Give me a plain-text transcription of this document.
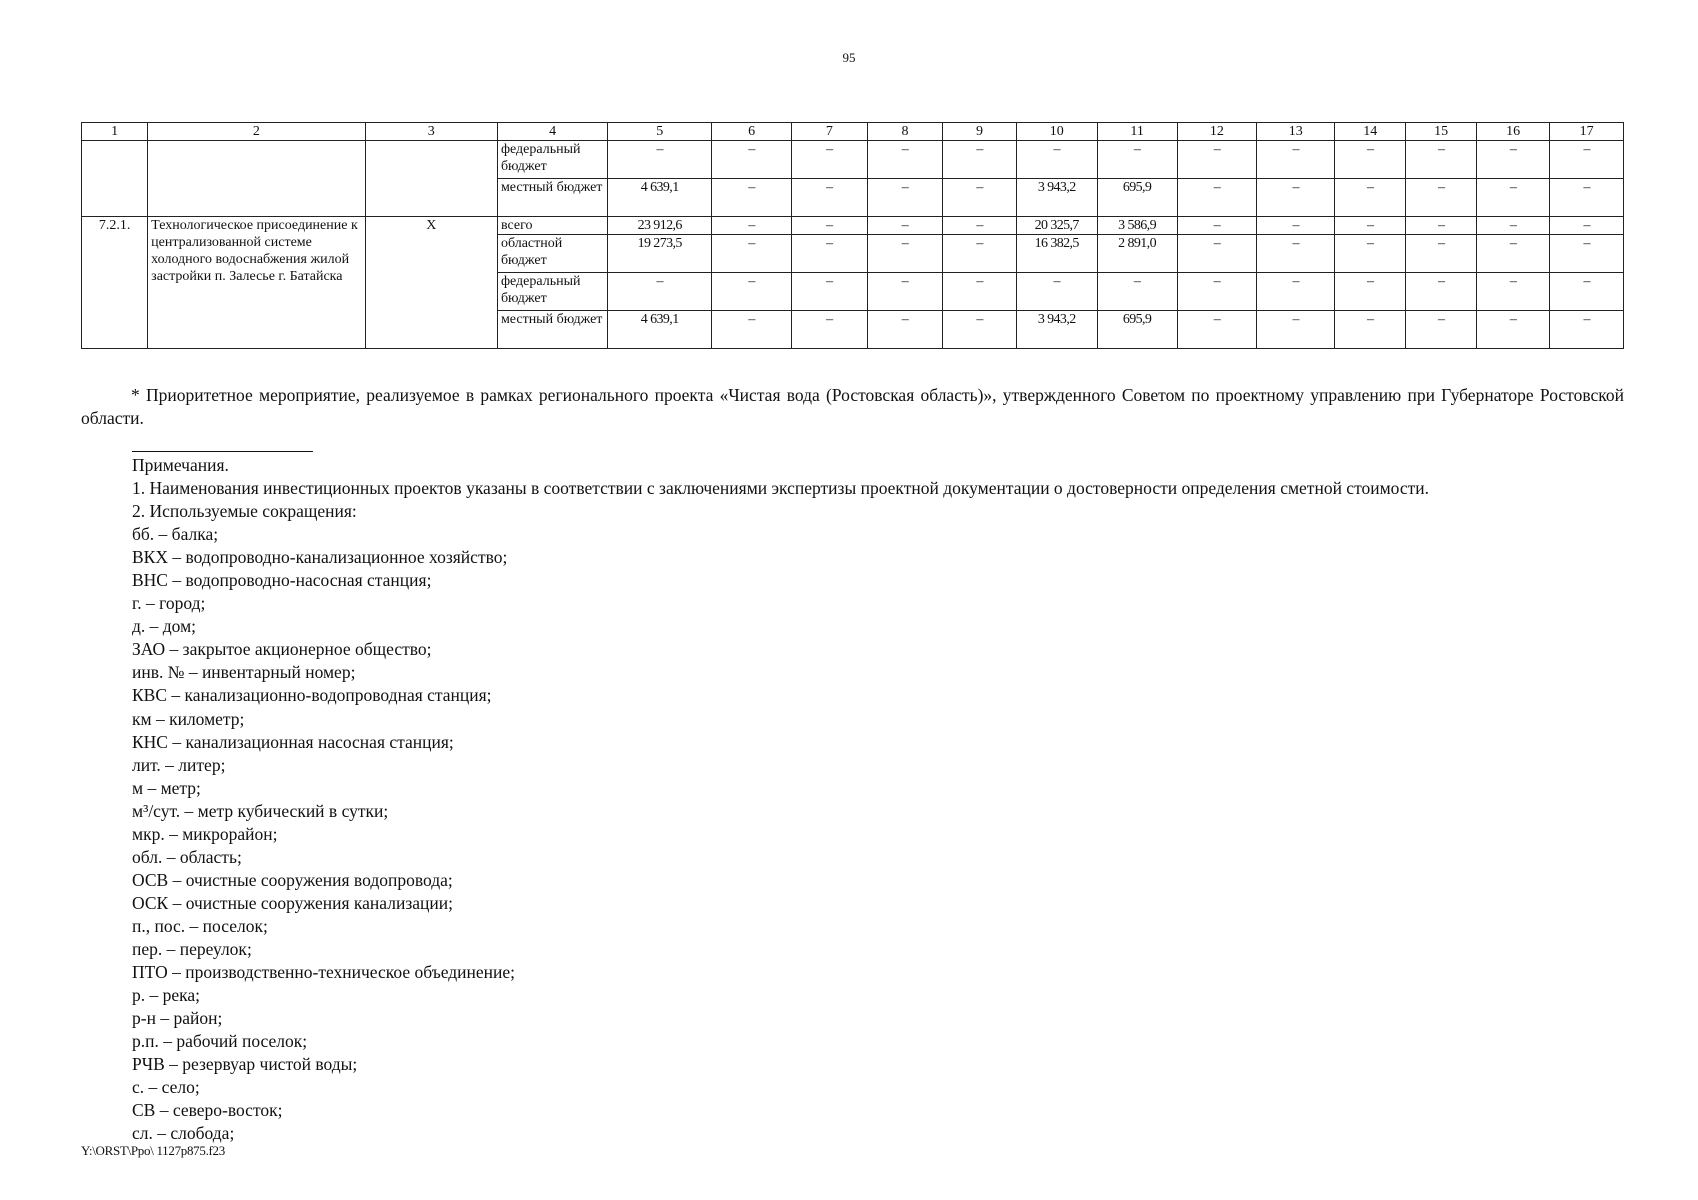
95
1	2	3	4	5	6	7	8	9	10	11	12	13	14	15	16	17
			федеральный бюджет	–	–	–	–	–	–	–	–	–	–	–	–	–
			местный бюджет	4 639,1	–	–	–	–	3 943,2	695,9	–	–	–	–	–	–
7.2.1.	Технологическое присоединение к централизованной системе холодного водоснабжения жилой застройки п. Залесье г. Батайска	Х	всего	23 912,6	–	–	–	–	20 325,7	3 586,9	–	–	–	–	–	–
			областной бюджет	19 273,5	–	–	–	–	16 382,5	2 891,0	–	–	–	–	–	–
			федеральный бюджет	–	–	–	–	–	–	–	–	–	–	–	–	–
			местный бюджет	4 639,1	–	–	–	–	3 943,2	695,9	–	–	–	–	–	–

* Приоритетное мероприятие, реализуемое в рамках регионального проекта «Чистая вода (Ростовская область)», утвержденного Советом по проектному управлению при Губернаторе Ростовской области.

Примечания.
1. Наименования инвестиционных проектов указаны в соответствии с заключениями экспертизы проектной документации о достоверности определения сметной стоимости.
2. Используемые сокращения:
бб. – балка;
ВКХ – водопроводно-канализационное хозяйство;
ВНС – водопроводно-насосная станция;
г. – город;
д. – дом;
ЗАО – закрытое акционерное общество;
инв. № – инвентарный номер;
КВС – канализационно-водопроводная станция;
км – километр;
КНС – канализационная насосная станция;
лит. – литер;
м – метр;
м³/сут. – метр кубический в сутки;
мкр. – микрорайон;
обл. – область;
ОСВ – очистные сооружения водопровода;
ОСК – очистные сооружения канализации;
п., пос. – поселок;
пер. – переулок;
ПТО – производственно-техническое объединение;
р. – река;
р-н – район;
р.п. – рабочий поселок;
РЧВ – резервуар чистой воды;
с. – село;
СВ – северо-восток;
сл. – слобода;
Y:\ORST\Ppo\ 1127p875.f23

▬▬▬▬▬▬

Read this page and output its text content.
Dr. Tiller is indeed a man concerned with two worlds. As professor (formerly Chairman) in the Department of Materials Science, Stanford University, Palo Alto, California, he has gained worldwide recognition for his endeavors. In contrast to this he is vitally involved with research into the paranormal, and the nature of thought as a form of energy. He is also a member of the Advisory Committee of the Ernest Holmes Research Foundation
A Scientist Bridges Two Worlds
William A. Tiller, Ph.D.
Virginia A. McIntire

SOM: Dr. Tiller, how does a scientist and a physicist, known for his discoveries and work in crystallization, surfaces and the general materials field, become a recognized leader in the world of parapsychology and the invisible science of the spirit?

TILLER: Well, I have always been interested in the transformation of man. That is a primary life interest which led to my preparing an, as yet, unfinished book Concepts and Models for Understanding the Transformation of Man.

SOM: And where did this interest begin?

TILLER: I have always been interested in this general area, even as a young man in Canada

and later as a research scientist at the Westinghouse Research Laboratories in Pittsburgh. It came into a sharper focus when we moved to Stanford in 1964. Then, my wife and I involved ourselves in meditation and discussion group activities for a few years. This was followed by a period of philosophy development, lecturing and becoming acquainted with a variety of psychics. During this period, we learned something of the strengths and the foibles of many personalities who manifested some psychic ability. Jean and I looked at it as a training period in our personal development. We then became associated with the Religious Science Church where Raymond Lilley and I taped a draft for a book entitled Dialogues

▬▬▬▬▬▬

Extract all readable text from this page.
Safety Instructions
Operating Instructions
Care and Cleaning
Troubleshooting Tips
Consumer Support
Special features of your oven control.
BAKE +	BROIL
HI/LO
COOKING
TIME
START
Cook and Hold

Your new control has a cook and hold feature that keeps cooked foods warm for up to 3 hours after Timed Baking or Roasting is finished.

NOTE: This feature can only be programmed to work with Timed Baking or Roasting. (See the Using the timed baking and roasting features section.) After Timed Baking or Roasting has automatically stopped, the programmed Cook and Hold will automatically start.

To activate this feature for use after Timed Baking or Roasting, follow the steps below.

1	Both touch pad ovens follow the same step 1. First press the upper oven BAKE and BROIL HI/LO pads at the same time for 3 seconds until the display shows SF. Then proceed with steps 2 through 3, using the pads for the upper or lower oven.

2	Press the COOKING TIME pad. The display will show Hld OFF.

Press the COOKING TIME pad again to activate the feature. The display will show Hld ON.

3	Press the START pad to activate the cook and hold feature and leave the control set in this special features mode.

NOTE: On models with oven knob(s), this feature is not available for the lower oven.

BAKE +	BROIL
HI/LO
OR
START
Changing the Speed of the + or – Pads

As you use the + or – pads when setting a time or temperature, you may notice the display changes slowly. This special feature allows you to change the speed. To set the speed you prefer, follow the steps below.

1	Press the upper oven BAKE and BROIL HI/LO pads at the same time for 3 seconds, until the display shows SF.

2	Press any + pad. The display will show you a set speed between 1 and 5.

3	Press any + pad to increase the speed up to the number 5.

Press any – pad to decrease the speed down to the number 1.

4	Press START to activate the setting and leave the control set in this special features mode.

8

▬▬▬▬▬▬

→ **Your objective**
Count the lines of the data that include the string "lower", and give only that number.

→ **Task solution**
2